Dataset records
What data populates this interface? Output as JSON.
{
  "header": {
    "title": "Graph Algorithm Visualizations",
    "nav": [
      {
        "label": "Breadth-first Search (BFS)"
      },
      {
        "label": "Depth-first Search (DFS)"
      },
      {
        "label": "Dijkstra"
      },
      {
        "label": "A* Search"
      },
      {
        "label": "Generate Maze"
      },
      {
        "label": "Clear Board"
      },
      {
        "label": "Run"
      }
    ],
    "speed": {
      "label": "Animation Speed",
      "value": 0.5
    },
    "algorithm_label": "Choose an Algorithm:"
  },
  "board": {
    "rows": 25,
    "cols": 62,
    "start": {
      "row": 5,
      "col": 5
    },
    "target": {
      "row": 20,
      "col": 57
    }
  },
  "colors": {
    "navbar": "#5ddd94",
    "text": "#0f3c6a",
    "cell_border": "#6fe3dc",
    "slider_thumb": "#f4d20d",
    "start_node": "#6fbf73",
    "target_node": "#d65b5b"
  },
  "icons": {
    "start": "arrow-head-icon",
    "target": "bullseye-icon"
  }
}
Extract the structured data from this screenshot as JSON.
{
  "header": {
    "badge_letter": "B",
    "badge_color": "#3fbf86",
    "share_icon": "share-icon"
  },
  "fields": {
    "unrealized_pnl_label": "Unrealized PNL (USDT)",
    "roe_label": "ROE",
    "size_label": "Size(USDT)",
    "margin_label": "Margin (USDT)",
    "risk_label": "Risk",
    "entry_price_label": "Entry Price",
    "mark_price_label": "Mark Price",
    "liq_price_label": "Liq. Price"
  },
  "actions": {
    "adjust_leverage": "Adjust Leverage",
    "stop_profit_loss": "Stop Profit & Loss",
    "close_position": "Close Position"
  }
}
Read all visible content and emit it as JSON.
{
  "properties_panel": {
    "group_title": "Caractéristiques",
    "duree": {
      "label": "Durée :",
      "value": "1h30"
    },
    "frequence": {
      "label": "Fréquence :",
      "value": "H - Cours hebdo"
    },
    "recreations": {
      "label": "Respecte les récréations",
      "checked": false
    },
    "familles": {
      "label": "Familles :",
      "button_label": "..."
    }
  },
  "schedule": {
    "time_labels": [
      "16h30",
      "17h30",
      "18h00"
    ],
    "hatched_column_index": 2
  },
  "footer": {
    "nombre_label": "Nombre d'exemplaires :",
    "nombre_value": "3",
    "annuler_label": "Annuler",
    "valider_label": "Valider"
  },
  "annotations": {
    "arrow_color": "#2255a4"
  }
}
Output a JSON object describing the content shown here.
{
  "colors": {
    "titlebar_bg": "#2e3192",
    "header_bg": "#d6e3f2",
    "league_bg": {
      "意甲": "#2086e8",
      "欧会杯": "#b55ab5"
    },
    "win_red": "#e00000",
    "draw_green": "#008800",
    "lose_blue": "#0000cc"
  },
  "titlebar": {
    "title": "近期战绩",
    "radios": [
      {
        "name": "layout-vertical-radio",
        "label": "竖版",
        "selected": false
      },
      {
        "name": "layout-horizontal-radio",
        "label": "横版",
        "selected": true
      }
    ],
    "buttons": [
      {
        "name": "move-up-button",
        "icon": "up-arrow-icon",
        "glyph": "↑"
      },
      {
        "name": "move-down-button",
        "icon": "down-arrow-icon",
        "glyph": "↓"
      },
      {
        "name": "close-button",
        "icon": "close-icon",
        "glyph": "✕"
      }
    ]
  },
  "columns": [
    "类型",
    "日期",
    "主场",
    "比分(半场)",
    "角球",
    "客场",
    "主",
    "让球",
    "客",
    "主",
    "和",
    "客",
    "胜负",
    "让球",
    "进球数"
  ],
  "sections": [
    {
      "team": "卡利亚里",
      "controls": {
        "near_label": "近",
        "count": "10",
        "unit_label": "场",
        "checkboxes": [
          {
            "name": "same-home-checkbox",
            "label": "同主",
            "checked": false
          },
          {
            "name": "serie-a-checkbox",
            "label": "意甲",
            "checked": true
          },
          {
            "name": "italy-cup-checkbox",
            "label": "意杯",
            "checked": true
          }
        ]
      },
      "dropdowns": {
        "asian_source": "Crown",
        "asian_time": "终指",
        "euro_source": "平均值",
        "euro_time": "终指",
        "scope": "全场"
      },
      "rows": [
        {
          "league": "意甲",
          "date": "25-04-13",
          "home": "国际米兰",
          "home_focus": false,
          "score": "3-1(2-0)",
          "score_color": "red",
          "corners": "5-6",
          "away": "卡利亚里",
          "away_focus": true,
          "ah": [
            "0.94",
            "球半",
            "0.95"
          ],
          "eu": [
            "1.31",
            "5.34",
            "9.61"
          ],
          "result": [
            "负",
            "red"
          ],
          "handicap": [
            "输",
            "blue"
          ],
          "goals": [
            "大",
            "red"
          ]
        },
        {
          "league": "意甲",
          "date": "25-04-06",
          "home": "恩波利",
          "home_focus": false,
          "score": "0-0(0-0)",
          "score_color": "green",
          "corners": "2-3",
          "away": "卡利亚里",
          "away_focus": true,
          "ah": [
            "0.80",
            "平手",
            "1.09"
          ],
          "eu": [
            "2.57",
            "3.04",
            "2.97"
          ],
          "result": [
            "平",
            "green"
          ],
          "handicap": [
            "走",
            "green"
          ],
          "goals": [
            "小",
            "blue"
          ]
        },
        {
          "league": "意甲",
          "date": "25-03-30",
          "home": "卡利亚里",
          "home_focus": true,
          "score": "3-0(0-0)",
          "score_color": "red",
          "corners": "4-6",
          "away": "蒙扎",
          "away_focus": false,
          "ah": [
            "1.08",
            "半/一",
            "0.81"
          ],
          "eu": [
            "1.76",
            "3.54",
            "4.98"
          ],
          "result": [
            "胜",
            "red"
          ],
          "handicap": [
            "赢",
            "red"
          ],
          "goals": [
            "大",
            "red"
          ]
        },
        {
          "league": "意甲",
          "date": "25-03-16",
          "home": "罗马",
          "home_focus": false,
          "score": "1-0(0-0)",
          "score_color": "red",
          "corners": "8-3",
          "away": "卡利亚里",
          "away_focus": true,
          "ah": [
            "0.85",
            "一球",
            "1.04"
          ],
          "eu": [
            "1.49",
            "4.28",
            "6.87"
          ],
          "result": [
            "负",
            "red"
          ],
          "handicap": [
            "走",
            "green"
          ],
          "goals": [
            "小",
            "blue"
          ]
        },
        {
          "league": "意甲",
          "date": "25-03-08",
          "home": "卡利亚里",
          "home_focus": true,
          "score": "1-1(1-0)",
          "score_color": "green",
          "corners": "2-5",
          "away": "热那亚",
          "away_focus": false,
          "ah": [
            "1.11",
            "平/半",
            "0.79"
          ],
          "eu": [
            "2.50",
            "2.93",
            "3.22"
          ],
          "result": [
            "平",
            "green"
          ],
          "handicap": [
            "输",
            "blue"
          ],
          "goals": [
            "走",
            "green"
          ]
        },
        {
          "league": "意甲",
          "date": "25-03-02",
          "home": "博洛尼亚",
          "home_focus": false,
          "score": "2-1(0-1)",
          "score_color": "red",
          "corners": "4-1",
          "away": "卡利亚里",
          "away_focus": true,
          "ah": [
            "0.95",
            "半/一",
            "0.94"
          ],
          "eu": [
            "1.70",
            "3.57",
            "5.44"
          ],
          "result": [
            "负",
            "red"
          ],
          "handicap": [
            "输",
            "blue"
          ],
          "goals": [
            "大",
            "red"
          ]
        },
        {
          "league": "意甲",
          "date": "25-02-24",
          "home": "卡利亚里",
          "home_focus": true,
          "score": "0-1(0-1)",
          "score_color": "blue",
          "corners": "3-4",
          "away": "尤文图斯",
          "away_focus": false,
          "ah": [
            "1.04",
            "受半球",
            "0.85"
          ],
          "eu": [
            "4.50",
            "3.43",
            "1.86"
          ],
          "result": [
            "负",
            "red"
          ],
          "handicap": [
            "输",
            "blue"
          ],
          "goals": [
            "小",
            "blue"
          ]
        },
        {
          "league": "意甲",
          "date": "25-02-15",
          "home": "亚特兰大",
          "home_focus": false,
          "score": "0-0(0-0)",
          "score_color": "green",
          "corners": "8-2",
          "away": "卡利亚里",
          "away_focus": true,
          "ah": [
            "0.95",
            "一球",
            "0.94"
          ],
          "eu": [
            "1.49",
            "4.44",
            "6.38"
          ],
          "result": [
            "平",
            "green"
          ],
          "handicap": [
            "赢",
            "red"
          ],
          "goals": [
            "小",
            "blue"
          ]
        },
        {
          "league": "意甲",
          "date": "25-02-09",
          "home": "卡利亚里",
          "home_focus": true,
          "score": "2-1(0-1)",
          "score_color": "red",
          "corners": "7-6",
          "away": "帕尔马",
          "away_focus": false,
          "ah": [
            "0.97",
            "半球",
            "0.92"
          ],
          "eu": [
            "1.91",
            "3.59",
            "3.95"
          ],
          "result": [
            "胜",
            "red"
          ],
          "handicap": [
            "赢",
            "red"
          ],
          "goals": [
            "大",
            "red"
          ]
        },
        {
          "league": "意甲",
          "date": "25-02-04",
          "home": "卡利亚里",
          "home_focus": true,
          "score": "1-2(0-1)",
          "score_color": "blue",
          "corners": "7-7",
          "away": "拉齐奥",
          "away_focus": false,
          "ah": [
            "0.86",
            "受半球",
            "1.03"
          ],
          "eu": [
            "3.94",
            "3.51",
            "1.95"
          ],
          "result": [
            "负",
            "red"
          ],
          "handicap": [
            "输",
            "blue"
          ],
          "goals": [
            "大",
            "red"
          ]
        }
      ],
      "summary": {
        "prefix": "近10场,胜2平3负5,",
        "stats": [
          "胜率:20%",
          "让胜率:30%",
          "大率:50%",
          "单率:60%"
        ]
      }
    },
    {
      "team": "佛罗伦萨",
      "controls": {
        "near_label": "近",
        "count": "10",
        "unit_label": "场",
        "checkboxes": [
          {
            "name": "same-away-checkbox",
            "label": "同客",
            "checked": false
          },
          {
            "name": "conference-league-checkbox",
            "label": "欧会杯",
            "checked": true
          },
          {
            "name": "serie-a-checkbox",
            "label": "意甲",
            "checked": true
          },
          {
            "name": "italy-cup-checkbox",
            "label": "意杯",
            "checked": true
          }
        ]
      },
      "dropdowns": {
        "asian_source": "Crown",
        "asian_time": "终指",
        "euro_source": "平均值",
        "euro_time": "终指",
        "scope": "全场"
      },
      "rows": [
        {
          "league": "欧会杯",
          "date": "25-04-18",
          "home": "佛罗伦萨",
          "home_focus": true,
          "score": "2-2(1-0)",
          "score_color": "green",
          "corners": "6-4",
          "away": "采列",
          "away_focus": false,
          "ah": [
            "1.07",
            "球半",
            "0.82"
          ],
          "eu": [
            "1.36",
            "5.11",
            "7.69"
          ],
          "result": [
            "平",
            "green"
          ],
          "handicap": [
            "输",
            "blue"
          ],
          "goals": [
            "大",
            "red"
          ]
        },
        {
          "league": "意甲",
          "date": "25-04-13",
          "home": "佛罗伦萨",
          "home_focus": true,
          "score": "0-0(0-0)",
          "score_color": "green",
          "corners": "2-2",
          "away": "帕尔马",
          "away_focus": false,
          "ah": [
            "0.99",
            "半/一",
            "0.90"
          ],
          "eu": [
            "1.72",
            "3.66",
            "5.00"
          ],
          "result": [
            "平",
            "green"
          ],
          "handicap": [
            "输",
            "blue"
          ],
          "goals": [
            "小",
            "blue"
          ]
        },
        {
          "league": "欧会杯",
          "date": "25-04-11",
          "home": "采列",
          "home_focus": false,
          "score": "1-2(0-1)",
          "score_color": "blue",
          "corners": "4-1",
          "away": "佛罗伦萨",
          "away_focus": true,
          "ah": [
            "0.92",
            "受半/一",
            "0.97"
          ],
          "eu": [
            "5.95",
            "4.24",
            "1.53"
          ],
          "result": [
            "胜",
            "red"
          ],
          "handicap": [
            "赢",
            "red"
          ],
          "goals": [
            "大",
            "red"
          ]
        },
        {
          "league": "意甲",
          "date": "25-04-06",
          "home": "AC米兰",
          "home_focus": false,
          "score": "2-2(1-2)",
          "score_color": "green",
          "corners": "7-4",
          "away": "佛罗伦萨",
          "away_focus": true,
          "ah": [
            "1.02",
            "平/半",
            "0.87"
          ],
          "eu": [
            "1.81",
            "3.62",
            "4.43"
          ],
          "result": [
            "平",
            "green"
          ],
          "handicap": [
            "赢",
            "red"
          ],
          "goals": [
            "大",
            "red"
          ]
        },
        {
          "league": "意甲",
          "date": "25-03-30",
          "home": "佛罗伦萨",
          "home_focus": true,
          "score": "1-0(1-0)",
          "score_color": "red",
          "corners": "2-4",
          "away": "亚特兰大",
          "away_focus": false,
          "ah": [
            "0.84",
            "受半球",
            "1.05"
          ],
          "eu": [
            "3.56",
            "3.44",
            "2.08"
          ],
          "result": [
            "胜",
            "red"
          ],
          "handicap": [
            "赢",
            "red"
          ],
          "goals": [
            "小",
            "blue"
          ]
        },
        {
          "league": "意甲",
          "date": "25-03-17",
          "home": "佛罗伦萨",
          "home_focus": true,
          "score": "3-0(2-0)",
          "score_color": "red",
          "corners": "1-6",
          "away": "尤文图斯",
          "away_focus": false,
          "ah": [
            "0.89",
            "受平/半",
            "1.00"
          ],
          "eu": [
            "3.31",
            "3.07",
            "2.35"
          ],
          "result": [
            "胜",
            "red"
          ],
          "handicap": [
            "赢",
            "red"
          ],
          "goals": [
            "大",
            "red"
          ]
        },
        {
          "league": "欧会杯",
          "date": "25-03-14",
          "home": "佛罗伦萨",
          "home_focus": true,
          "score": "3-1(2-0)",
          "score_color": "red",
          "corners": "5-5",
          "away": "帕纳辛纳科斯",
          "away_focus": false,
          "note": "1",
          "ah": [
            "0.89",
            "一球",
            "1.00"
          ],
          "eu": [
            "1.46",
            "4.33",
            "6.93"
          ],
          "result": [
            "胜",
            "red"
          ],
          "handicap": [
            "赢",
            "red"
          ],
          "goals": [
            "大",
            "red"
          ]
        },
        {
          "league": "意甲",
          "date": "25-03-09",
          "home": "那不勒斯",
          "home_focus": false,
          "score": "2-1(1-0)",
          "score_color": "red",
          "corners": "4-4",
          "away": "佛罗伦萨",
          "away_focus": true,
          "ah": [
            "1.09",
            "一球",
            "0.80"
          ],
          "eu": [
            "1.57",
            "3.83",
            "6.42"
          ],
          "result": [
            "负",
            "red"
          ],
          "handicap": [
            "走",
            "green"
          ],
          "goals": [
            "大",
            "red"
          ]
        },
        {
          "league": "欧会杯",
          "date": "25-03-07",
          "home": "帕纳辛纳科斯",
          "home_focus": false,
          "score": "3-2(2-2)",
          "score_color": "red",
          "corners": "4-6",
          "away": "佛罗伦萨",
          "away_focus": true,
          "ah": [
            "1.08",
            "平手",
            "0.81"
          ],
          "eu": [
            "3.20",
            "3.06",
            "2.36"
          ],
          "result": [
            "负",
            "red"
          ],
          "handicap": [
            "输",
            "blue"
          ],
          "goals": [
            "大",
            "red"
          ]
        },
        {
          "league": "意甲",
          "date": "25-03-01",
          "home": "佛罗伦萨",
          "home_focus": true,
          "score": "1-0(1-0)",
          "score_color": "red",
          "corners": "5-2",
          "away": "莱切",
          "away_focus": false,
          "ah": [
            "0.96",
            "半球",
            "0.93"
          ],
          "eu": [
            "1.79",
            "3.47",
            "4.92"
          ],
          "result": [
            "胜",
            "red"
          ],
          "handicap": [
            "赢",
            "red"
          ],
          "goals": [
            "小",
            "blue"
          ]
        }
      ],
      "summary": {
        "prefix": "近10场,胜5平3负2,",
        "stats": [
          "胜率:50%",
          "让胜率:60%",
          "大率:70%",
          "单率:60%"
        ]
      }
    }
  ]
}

WHAT NEEDS TO BE DONE:
Look over the listing. Pull out every line with the string "prefix" in it.

THE COMPLETED TASK:
        "prefix": "近10场,胜2平3负5,",
        "prefix": "近10场,胜5平3负2,",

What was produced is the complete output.